# Task statement
Give back the whole listing exactly as shown.

# Data entries
====

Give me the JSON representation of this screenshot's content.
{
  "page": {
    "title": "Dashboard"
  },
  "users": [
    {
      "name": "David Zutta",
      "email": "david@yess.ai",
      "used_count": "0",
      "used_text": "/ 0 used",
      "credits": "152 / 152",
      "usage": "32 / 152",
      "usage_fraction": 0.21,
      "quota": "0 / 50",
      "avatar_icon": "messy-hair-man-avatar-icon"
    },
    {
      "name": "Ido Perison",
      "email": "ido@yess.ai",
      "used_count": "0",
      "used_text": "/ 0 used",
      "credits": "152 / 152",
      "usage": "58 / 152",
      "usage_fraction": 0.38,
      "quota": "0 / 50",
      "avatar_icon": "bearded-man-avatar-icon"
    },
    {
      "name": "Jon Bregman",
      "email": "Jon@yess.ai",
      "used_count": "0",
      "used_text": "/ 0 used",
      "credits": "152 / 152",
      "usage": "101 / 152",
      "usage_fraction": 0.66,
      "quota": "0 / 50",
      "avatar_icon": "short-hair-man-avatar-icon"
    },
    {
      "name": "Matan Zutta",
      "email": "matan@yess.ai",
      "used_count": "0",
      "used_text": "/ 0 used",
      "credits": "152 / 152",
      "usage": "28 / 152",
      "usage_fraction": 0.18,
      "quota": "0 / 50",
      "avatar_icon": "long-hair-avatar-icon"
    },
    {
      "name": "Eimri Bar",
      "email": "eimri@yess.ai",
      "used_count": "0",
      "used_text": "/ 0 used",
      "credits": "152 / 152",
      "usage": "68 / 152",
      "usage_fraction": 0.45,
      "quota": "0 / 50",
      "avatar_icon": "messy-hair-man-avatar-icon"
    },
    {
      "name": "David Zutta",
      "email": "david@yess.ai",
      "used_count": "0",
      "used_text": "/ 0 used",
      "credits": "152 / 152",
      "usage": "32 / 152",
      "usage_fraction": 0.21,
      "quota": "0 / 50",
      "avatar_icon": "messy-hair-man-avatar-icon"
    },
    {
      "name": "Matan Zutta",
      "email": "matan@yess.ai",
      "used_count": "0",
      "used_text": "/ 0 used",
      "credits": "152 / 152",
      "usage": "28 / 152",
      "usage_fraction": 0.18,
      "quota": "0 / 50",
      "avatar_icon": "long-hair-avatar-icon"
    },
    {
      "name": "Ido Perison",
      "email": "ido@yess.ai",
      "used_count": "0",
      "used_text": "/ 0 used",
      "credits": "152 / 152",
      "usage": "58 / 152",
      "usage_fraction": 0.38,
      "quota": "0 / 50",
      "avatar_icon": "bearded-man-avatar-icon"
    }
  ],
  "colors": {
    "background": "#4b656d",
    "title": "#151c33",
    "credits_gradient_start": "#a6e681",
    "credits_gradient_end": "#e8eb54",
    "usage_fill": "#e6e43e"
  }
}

====

# Finished exercise
Give me the JSON representation of this screenshot's content.
{
  "page": {
    "title": "Dashboard"
  },
  "users": [
    {
      "name": "David Zutta",
      "email": "david@yess.ai",
      "used_count": "0",
      "used_text": "/ 0 used",
      "credits": "152 / 152",
      "usage": "32 / 152",
      "usage_fraction": 0.21,
      "quota": "0 / 50",
      "avatar_icon": "messy-hair-man-avatar-icon"
    },
    {
      "name": "Ido Perison",
      "email": "ido@yess.ai",
      "used_count": "0",
      "used_text": "/ 0 used",
      "credits": "152 / 152",
      "usage": "58 / 152",
      "usage_fraction": 0.38,
      "quota": "0 / 50",
      "avatar_icon": "bearded-man-avatar-icon"
    },
    {
      "name": "Jon Bregman",
      "email": "Jon@yess.ai",
      "used_count": "0",
      "used_text": "/ 0 used",
      "credits": "152 / 152",
      "usage": "101 / 152",
      "usage_fraction": 0.66,
      "quota": "0 / 50",
      "avatar_icon": "short-hair-man-avatar-icon"
    },
    {
      "name": "Matan Zutta",
      "email": "matan@yess.ai",
      "used_count": "0",
      "used_text": "/ 0 used",
      "credits": "152 / 152",
      "usage": "28 / 152",
      "usage_fraction": 0.18,
      "quota": "0 / 50",
      "avatar_icon": "long-hair-avatar-icon"
    },
    {
      "name": "Eimri Bar",
      "email": "eimri@yess.ai",
      "used_count": "0",
      "used_text": "/ 0 used",
      "credits": "152 / 152",
      "usage": "68 / 152",
      "usage_fraction": 0.45,
      "quota": "0 / 50",
      "avatar_icon": "messy-hair-man-avatar-icon"
    },
    {
      "name": "David Zutta",
      "email": "david@yess.ai",
      "used_count": "0",
      "used_text": "/ 0 used",
      "credits": "152 / 152",
      "usage": "32 / 152",
      "usage_fraction": 0.21,
      "quota": "0 / 50",
      "avatar_icon": "messy-hair-man-avatar-icon"
    },
    {
      "name": "Matan Zutta",
      "email": "matan@yess.ai",
      "used_count": "0",
      "used_text": "/ 0 used",
      "credits": "152 / 152",
      "usage": "28 / 152",
      "usage_fraction": 0.18,
      "quota": "0 / 50",
      "avatar_icon": "long-hair-avatar-icon"
    },
    {
      "name": "Ido Perison",
      "email": "ido@yess.ai",
      "used_count": "0",
      "used_text": "/ 0 used",
      "credits": "152 / 152",
      "usage": "58 / 152",
      "usage_fraction": 0.38,
      "quota": "0 / 50",
      "avatar_icon": "bearded-man-avatar-icon"
    }
  ],
  "colors": {
    "background": "#4b656d",
    "title": "#151c33",
    "credits_gradient_start": "#a6e681",
    "credits_gradient_end": "#e8eb54",
    "usage_fill": "#e6e43e"
  }
}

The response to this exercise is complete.